> **PROBLEM DESCRIPTION**
Using the records below, locate all lines containing "chevron" and return them.

--- Start ---

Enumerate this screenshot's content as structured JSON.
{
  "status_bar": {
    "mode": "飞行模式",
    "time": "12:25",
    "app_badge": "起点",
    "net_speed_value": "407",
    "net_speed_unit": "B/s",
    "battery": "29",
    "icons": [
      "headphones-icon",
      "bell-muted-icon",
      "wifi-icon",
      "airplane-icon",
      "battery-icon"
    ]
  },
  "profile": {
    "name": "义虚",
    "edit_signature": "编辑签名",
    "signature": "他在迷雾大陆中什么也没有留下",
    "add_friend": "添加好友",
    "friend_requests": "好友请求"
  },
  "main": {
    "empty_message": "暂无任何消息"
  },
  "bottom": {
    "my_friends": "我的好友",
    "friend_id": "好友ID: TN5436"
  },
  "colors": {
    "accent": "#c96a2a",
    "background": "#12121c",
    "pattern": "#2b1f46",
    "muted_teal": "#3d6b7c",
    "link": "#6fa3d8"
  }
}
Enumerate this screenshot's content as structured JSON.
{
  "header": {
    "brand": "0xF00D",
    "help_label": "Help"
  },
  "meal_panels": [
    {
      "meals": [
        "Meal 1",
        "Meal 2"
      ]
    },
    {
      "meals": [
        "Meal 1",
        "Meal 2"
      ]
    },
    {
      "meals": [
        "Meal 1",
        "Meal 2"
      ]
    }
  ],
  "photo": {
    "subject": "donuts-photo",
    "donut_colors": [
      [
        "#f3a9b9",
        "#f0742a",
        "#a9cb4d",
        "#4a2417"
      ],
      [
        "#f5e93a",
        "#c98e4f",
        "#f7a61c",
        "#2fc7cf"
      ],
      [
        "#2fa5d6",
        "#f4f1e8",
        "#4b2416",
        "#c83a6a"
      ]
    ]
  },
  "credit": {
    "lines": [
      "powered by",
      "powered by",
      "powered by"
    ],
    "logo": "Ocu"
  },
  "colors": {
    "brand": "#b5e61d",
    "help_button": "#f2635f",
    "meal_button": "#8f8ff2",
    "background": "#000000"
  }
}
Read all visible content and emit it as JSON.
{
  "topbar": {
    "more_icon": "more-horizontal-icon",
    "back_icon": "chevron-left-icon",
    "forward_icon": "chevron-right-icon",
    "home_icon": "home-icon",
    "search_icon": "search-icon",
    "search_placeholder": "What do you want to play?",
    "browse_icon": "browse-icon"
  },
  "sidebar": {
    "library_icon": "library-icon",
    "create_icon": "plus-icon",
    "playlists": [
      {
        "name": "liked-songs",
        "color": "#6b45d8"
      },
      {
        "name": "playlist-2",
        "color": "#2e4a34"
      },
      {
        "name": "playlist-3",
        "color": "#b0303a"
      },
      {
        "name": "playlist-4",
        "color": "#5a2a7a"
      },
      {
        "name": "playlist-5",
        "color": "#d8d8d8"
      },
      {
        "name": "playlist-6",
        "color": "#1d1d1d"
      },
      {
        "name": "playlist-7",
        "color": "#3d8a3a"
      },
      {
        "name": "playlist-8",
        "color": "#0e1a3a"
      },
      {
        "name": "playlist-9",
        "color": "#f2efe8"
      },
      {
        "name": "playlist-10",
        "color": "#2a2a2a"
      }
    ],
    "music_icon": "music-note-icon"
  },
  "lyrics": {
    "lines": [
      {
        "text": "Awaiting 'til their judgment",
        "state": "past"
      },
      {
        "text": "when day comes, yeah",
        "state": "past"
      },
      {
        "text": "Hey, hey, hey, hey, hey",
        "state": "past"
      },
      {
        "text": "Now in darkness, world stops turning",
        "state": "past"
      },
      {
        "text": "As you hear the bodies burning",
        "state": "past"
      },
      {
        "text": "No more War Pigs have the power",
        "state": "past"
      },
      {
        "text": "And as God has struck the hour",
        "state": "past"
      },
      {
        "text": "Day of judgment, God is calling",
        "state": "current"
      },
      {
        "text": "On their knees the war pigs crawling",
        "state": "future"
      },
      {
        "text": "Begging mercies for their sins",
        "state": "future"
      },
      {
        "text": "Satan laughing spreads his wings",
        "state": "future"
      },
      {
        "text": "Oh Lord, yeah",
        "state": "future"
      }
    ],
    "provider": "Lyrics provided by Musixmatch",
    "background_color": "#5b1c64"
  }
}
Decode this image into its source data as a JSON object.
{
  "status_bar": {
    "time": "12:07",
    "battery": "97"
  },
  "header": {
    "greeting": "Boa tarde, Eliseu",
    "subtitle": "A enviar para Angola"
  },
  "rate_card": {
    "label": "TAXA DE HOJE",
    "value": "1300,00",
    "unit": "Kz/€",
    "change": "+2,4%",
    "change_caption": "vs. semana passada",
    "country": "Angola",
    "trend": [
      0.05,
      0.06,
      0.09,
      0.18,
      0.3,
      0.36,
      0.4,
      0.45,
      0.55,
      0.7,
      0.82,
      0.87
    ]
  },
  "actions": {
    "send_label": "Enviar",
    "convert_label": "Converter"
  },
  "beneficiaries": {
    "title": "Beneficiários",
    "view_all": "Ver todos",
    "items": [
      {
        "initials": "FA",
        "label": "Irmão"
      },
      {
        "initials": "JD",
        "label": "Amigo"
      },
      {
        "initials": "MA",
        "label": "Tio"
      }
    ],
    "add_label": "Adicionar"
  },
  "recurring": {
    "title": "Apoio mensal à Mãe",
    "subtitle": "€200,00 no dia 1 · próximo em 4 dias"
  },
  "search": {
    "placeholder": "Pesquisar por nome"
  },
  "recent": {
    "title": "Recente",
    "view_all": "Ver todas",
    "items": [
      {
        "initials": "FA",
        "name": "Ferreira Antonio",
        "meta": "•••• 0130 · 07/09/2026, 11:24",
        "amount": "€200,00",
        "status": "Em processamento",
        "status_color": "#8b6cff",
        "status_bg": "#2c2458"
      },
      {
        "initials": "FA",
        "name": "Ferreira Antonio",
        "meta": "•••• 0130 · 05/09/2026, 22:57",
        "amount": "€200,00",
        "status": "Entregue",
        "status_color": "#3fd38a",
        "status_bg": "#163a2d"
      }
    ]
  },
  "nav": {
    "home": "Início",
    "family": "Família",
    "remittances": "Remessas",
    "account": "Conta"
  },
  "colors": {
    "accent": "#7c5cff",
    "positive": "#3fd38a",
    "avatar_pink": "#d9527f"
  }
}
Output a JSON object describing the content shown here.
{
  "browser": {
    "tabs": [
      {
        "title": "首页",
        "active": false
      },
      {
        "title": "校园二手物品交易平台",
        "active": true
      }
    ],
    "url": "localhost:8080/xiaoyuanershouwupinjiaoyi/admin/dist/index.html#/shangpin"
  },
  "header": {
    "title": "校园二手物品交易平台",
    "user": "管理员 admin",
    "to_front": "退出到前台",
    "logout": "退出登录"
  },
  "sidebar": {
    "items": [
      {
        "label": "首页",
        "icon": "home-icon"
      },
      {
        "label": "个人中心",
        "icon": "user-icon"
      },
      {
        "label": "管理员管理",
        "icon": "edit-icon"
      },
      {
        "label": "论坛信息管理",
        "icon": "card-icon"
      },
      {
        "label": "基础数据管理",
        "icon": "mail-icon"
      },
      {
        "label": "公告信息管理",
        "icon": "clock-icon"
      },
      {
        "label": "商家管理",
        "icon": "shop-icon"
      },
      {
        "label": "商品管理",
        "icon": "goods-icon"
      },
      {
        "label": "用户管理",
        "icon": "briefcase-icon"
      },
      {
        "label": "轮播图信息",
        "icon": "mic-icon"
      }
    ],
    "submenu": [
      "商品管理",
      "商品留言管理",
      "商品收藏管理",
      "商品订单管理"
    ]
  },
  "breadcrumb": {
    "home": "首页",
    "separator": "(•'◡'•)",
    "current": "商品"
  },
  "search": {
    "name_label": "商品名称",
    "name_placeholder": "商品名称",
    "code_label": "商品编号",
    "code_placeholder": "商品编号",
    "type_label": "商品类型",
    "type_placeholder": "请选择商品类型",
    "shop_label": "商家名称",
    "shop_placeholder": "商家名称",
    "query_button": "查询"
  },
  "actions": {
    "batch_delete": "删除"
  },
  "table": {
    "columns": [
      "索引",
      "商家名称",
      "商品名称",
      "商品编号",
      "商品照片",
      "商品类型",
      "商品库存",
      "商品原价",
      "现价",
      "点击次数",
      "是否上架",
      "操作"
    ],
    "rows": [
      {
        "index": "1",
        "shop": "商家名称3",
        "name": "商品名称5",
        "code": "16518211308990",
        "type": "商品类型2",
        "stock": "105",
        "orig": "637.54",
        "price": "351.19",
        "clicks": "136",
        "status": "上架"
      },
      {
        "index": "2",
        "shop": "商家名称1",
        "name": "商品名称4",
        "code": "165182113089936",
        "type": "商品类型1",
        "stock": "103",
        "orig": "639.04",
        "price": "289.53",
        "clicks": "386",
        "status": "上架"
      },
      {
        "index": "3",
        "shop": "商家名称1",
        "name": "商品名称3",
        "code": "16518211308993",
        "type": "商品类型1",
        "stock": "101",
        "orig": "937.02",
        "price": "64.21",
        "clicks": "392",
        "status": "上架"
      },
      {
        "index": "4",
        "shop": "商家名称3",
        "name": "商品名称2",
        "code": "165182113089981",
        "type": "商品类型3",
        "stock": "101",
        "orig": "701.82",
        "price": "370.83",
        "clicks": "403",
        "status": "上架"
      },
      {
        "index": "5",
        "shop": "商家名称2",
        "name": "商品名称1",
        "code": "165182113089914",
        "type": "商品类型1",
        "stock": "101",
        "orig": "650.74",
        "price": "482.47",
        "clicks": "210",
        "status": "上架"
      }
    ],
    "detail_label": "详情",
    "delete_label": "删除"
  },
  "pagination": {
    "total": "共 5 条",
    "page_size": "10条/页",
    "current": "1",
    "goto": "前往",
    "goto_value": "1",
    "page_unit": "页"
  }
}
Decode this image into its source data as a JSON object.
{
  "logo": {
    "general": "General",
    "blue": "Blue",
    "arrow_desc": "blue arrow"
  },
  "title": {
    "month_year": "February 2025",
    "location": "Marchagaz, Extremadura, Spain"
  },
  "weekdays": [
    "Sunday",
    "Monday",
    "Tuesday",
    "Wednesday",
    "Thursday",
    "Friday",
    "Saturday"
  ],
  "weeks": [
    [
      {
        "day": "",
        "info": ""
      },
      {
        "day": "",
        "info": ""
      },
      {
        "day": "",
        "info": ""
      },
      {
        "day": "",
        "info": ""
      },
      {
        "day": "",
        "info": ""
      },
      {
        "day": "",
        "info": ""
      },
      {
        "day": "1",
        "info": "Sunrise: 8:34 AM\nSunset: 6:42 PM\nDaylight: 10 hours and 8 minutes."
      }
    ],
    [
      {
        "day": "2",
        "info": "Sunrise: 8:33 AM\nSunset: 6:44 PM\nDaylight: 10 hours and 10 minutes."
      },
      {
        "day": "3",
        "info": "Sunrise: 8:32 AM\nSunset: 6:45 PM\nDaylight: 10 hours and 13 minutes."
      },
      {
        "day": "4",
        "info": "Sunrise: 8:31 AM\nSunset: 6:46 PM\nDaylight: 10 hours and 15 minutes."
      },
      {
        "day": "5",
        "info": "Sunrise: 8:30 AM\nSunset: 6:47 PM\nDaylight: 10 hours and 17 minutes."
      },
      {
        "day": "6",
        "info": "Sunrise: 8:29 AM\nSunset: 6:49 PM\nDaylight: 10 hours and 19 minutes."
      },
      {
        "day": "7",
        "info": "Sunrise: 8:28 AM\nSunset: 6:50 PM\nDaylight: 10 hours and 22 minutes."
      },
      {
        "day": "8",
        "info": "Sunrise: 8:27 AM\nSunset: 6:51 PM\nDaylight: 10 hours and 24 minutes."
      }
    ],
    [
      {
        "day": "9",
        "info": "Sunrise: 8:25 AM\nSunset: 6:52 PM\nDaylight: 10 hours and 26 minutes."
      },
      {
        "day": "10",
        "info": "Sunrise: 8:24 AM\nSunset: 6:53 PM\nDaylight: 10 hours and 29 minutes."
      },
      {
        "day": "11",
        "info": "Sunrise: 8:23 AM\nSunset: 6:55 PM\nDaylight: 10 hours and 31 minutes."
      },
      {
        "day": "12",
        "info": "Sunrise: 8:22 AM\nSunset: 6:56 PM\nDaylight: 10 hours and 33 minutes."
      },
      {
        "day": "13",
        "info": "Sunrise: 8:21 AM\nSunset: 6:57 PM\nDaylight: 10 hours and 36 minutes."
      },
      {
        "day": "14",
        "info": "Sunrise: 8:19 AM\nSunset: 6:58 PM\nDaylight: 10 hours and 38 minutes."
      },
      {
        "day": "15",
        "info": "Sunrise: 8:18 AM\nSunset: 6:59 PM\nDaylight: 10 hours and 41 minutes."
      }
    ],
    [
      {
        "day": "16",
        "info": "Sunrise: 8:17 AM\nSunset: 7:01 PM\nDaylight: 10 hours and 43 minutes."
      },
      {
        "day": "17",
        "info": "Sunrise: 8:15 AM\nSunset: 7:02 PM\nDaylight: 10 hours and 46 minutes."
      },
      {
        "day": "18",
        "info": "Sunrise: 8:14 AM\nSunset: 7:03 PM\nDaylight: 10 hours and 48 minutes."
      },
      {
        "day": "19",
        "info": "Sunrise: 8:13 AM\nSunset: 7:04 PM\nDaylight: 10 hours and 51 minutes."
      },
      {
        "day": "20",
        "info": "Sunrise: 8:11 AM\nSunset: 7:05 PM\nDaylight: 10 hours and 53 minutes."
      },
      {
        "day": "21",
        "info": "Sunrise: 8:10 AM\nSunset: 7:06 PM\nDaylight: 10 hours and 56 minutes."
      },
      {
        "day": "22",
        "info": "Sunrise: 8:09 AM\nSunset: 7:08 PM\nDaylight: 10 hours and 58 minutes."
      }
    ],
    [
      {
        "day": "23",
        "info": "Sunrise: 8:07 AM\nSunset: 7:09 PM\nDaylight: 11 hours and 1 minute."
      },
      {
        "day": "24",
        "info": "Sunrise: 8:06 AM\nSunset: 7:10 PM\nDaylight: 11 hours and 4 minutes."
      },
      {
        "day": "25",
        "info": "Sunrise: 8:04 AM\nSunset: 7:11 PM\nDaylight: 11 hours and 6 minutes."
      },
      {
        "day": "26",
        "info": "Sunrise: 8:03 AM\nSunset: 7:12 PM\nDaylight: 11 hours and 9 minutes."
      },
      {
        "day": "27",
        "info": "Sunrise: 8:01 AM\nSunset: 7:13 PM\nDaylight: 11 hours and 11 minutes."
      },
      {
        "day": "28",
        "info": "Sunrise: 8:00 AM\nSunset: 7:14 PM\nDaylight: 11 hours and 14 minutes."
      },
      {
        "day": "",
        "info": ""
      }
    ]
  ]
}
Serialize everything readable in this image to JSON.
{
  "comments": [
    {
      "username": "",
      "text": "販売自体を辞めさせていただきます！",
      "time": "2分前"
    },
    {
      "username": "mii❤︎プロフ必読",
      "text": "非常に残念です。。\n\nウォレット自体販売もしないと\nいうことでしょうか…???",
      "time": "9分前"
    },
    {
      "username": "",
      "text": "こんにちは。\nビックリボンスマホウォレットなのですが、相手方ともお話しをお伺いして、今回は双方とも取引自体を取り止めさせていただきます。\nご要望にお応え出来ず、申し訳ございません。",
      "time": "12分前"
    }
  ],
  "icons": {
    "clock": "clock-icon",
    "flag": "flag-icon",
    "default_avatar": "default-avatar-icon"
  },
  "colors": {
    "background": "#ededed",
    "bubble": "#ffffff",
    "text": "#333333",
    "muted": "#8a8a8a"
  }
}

--- End ---

> **FINISHED TASK**
    "back_icon": "chevron-left-icon",
    "forward_icon": "chevron-right-icon",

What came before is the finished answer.